━━━━━ Data for this exercise ━━━━━

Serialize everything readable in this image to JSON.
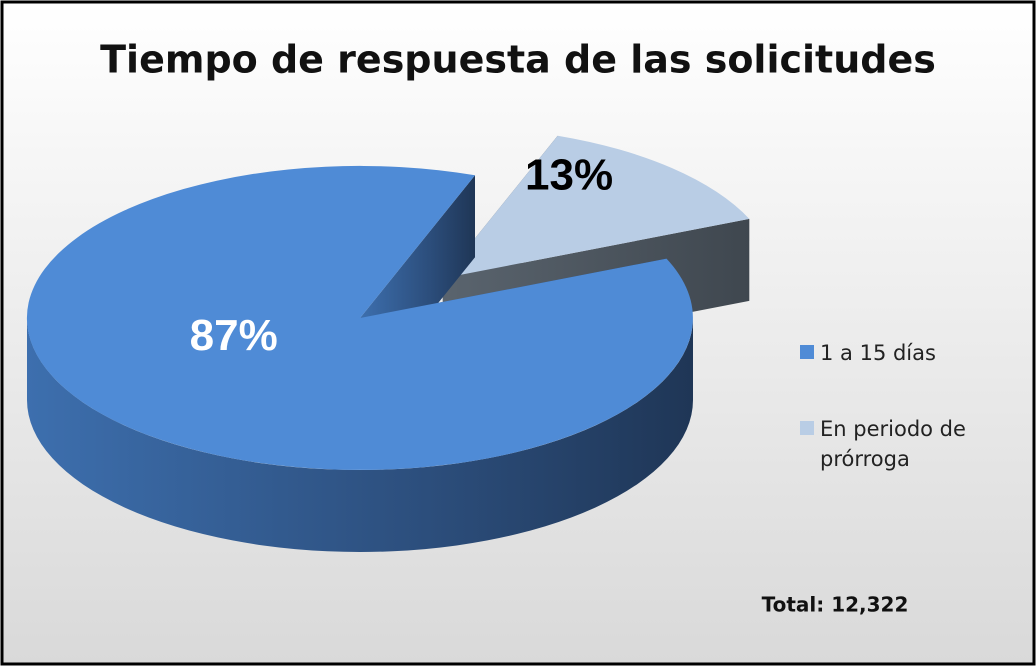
{
  "chart_data": {
    "type": "pie",
    "title": "Tiempo de respuesta de las solicitudes",
    "categories": [
      "1 a 15 días",
      "En periodo de prórroga"
    ],
    "values": [
      87,
      13
    ],
    "value_labels": [
      "87%",
      "13%"
    ],
    "colors": [
      "#4f8bd6",
      "#b9cde5"
    ],
    "annotation": "Total: 12,322",
    "legend": "right"
  }
}
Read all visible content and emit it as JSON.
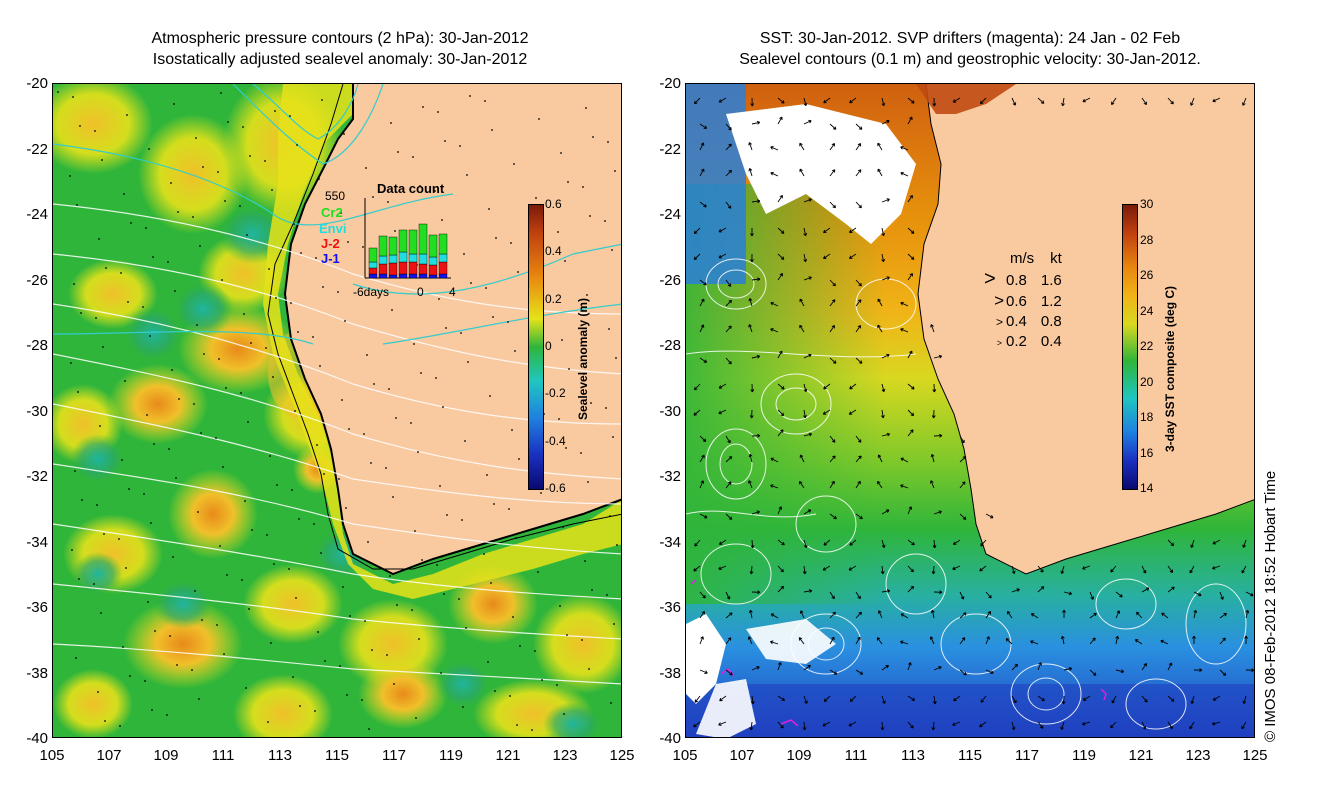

━━━━━

**Task**. Repeat the records in full, exactly as they appear, without the pictures.

**The solution**.
Serialize everything readable in this image to JSON.
{
  "chart_data": {
    "type": "pie",
    "title": "Tiempo de respuesta de las solicitudes",
    "categories": [
      "1 a 15 días",
      "En periodo de prórroga"
    ],
    "values": [
      87,
      13
    ],
    "value_labels": [
      "87%",
      "13%"
    ],
    "colors": [
      "#4f8bd6",
      "#b9cde5"
    ],
    "annotation": "Total: 12,322",
    "legend": "right"
  }
}
Read all visible content and emit it as JSON.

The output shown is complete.